• _What is required_: Copy out every record below, word for word.

• _Input material_:
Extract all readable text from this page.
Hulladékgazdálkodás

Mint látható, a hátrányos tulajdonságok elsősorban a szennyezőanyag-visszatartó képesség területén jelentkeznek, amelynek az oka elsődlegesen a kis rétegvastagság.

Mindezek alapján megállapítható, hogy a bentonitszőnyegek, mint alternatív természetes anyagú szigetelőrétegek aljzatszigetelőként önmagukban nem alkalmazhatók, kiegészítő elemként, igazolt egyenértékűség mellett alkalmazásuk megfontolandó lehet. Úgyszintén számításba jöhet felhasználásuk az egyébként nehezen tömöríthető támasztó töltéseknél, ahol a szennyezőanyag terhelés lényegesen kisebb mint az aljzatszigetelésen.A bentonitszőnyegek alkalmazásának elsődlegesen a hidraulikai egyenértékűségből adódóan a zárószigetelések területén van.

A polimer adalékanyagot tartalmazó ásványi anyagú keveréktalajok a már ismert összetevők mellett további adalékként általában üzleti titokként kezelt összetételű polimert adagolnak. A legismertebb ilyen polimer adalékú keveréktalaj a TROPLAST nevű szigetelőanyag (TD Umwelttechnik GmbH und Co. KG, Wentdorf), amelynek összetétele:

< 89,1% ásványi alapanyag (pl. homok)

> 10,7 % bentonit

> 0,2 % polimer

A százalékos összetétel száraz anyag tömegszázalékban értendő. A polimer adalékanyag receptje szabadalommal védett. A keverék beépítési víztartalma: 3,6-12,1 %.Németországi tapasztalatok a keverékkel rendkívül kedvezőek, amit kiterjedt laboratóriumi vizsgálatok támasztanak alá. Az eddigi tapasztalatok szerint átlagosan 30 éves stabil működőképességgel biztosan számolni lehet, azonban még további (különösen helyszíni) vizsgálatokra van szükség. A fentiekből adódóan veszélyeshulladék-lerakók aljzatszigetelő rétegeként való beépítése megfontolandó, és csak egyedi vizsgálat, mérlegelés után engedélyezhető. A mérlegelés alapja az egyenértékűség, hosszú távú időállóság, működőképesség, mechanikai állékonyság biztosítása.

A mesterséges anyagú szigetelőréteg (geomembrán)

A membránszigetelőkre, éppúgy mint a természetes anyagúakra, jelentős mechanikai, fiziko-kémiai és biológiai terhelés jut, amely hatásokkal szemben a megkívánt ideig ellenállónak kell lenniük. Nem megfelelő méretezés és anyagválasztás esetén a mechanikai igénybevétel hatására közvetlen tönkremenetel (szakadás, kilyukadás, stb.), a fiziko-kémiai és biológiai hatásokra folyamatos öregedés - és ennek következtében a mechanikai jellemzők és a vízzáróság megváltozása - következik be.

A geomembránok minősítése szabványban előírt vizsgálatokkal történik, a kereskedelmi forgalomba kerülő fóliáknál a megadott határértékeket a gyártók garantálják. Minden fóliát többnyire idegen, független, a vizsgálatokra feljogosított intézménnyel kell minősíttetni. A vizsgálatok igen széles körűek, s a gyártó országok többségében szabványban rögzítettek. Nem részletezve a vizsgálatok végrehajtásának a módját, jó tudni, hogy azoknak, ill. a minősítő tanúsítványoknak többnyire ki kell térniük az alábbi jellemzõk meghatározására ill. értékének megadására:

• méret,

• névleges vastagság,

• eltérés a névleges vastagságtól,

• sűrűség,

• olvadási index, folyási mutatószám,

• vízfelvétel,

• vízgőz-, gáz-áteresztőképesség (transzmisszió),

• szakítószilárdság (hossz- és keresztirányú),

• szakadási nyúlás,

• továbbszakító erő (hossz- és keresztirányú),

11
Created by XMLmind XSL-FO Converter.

• _Task output_:
Extract all readable text from this page.
Hulladékgazdálkodás

Mint látható, a hátrányos tulajdonságok elsősorban a szennyezőanyag-visszatartó képesség területén jelentkeznek, amelynek az oka elsődlegesen a kis rétegvastagság.

Mindezek alapján megállapítható, hogy a bentonitszőnyegek, mint alternatív természetes anyagú szigetelőrétegek aljzatszigetelőként önmagukban nem alkalmazhatók, kiegészítő elemként, igazolt egyenértékűség mellett alkalmazásuk megfontolandó lehet. Úgyszintén számításba jöhet felhasználásuk az egyébként nehezen tömöríthető támasztó töltéseknél, ahol a szennyezőanyag terhelés lényegesen kisebb mint az aljzatszigetelésen.A bentonitszőnyegek alkalmazásának elsődlegesen a hidraulikai egyenértékűségből adódóan a zárószigetelések területén van.

A polimer adalékanyagot tartalmazó ásványi anyagú keveréktalajok a már ismert összetevők mellett további adalékként általában üzleti titokként kezelt összetételű polimert adagolnak. A legismertebb ilyen polimer adalékú keveréktalaj a TROPLAST nevű szigetelőanyag (TD Umwelttechnik GmbH und Co. KG, Wentdorf), amelynek összetétele:

< 89,1% ásványi alapanyag (pl. homok)

> 10,7 % bentonit

> 0,2 % polimer

A százalékos összetétel száraz anyag tömegszázalékban értendő. A polimer adalékanyag receptje szabadalommal védett. A keverék beépítési víztartalma: 3,6-12,1 %.Németországi tapasztalatok a keverékkel rendkívül kedvezőek, amit kiterjedt laboratóriumi vizsgálatok támasztanak alá. Az eddigi tapasztalatok szerint átlagosan 30 éves stabil működőképességgel biztosan számolni lehet, azonban még további (különösen helyszíni) vizsgálatokra van szükség. A fentiekből adódóan veszélyeshulladék-lerakók aljzatszigetelő rétegeként való beépítése megfontolandó, és csak egyedi vizsgálat, mérlegelés után engedélyezhető. A mérlegelés alapja az egyenértékűség, hosszú távú időállóság, működőképesség, mechanikai állékonyság biztosítása.

A mesterséges anyagú szigetelőréteg (geomembrán)

A membránszigetelőkre, éppúgy mint a természetes anyagúakra, jelentős mechanikai, fiziko-kémiai és biológiai terhelés jut, amely hatásokkal szemben a megkívánt ideig ellenállónak kell lenniük. Nem megfelelő méretezés és anyagválasztás esetén a mechanikai igénybevétel hatására közvetlen tönkremenetel (szakadás, kilyukadás, stb.), a fiziko-kémiai és biológiai hatásokra folyamatos öregedés - és ennek következtében a mechanikai jellemzők és a vízzáróság megváltozása - következik be.

A geomembránok minősítése szabványban előírt vizsgálatokkal történik, a kereskedelmi forgalomba kerülő fóliáknál a megadott határértékeket a gyártók garantálják. Minden fóliát többnyire idegen, független, a vizsgálatokra feljogosított intézménnyel kell minősíttetni. A vizsgálatok igen széles körűek, s a gyártó országok többségében szabványban rögzítettek. Nem részletezve a vizsgálatok végrehajtásának a módját, jó tudni, hogy azoknak, ill. a minősítő tanúsítványoknak többnyire ki kell térniük az alábbi jellemzõk meghatározására ill. értékének megadására:

• méret,

• névleges vastagság,

• eltérés a névleges vastagságtól,

• sűrűség,

• olvadási index, folyási mutatószám,

• vízfelvétel,

• vízgőz-, gáz-áteresztőképesség (transzmisszió),

• szakítószilárdság (hossz- és keresztirányú),

• szakadási nyúlás,

• továbbszakító erő (hossz- és keresztirányú),

11
Created by XMLmind XSL-FO Converter.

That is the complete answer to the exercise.